=== SHORT EXERCISE ===
Beginning with the line where "Read out every word on this page." appears, retype every remaining line of the data below, both the first and last included.

[Stored entries]
____________

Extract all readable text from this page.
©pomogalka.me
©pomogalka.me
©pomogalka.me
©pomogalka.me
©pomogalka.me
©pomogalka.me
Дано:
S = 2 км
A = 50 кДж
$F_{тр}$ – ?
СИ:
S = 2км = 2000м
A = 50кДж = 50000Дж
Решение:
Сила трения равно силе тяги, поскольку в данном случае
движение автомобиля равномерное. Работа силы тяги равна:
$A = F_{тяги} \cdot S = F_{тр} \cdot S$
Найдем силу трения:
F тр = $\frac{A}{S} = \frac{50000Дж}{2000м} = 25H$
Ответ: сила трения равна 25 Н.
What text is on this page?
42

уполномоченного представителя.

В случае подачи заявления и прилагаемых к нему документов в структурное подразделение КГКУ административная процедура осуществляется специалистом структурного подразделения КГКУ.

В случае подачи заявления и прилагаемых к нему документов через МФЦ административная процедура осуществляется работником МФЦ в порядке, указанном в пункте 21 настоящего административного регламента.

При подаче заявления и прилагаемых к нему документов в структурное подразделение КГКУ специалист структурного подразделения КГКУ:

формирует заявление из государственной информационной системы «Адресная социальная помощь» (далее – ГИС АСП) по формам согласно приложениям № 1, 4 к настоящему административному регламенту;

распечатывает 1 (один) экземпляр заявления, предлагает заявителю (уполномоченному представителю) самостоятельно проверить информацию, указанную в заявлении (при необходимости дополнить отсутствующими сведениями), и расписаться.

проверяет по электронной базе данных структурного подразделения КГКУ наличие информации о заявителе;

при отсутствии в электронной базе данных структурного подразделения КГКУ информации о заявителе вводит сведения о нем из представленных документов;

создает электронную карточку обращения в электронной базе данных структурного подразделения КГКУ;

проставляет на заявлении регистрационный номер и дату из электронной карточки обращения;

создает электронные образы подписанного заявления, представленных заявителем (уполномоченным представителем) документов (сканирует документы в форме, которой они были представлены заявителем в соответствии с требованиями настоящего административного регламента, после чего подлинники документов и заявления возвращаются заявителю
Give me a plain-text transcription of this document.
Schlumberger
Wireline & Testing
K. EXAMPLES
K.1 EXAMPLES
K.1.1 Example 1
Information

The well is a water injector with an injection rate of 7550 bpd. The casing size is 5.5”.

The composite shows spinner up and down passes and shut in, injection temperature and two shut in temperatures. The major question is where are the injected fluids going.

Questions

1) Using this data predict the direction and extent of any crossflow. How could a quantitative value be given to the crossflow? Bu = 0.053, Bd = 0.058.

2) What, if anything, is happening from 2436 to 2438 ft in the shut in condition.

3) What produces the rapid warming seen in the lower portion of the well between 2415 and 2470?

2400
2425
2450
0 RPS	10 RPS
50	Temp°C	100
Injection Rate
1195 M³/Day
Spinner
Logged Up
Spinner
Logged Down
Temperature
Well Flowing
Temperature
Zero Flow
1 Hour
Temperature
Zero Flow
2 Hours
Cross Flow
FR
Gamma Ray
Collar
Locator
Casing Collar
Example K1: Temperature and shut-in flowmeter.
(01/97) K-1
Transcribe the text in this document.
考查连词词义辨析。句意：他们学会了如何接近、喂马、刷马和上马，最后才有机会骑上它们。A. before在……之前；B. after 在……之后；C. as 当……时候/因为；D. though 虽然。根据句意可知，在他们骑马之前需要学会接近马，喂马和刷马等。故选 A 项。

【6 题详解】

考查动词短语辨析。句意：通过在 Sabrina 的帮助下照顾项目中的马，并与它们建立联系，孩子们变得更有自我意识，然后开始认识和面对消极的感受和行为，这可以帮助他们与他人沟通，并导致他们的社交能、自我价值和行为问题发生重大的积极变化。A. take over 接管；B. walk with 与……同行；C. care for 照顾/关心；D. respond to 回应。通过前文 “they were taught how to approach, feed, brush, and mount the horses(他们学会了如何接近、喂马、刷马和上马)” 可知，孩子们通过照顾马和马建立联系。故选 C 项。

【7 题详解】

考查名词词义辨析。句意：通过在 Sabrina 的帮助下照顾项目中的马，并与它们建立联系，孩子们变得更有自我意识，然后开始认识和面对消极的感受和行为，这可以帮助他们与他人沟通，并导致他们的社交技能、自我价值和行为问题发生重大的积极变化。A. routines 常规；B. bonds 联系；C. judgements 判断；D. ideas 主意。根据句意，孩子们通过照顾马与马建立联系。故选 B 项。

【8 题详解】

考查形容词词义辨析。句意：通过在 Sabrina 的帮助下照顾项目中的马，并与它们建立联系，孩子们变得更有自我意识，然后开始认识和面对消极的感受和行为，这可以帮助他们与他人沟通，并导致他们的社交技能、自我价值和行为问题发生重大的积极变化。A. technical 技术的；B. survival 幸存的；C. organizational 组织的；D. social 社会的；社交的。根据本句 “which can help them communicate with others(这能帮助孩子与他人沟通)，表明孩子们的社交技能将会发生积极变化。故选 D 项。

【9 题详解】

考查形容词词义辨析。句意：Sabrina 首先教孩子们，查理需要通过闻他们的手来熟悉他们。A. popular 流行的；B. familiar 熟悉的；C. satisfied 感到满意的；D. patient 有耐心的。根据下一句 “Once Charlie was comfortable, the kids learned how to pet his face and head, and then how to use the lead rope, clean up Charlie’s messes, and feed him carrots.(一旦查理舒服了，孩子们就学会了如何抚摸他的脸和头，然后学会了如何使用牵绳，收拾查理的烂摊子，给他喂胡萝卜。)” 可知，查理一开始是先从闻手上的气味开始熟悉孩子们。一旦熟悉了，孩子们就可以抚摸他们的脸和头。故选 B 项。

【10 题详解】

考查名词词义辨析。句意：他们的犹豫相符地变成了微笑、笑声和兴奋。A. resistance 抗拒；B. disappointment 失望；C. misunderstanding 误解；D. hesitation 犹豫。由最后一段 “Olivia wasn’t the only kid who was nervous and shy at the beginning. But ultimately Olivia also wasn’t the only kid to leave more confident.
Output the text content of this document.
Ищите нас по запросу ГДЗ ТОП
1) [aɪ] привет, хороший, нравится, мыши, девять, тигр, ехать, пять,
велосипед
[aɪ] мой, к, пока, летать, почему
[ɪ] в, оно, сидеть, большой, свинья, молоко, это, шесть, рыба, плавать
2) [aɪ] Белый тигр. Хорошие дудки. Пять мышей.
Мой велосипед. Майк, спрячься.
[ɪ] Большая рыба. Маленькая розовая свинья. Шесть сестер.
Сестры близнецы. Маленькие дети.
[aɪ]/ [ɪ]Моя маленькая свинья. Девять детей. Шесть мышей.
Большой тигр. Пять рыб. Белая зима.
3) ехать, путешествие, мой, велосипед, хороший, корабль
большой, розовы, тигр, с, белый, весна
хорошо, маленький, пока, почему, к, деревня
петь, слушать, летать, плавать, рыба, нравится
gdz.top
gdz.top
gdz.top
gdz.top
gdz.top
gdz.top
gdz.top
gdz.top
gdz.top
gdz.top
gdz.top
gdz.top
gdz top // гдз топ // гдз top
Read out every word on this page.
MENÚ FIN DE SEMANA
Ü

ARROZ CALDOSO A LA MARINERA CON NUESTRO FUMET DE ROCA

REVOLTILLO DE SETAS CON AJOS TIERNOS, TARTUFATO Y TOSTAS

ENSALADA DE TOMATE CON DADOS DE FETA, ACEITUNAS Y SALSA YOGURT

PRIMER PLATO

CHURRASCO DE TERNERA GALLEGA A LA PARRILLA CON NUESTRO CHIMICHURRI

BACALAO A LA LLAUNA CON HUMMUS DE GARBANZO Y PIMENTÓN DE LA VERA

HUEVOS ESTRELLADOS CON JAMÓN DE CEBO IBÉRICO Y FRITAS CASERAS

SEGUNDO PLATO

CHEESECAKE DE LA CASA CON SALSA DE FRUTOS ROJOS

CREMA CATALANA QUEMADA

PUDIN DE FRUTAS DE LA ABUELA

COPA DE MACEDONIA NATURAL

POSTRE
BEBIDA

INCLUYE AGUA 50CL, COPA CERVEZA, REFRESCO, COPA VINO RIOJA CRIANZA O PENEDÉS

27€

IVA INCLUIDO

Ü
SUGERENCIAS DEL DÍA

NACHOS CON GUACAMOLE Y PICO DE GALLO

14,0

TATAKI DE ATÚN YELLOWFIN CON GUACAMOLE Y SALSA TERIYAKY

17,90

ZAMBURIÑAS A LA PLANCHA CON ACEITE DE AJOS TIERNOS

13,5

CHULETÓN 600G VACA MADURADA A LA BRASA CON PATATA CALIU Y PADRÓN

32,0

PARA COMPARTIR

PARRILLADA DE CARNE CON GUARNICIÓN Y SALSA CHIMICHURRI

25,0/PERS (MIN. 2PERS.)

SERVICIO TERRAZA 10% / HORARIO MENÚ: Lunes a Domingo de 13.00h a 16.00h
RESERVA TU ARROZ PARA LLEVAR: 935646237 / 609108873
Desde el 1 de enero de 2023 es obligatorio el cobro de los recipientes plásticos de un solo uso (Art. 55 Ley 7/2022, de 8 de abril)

____________

=== TASK RESULT ===
Read out every word on this page.
MENÚ FIN DE SEMANA
Ü

ARROZ CALDOSO A LA MARINERA CON NUESTRO FUMET DE ROCA

REVOLTILLO DE SETAS CON AJOS TIERNOS, TARTUFATO Y TOSTAS

ENSALADA DE TOMATE CON DADOS DE FETA, ACEITUNAS Y SALSA YOGURT

PRIMER PLATO

CHURRASCO DE TERNERA GALLEGA A LA PARRILLA CON NUESTRO CHIMICHURRI

BACALAO A LA LLAUNA CON HUMMUS DE GARBANZO Y PIMENTÓN DE LA VERA

HUEVOS ESTRELLADOS CON JAMÓN DE CEBO IBÉRICO Y FRITAS CASERAS

SEGUNDO PLATO

CHEESECAKE DE LA CASA CON SALSA DE FRUTOS ROJOS

CREMA CATALANA QUEMADA

PUDIN DE FRUTAS DE LA ABUELA

COPA DE MACEDONIA NATURAL

POSTRE
BEBIDA

INCLUYE AGUA 50CL, COPA CERVEZA, REFRESCO, COPA VINO RIOJA CRIANZA O PENEDÉS

27€

IVA INCLUIDO

Ü
SUGERENCIAS DEL DÍA

NACHOS CON GUACAMOLE Y PICO DE GALLO

14,0

TATAKI DE ATÚN YELLOWFIN CON GUACAMOLE Y SALSA TERIYAKY

17,90

ZAMBURIÑAS A LA PLANCHA CON ACEITE DE AJOS TIERNOS

13,5

CHULETÓN 600G VACA MADURADA A LA BRASA CON PATATA CALIU Y PADRÓN

32,0

PARA COMPARTIR

PARRILLADA DE CARNE CON GUARNICIÓN Y SALSA CHIMICHURRI

25,0/PERS (MIN. 2PERS.)

SERVICIO TERRAZA 10% / HORARIO MENÚ: Lunes a Domingo de 13.00h a 16.00h
RESERVA TU ARROZ PARA LLEVAR: 935646237 / 609108873
Desde el 1 de enero de 2023 es obligatorio el cobro de los recipientes plásticos de un solo uso (Art. 55 Ley 7/2022, de 8 de abril)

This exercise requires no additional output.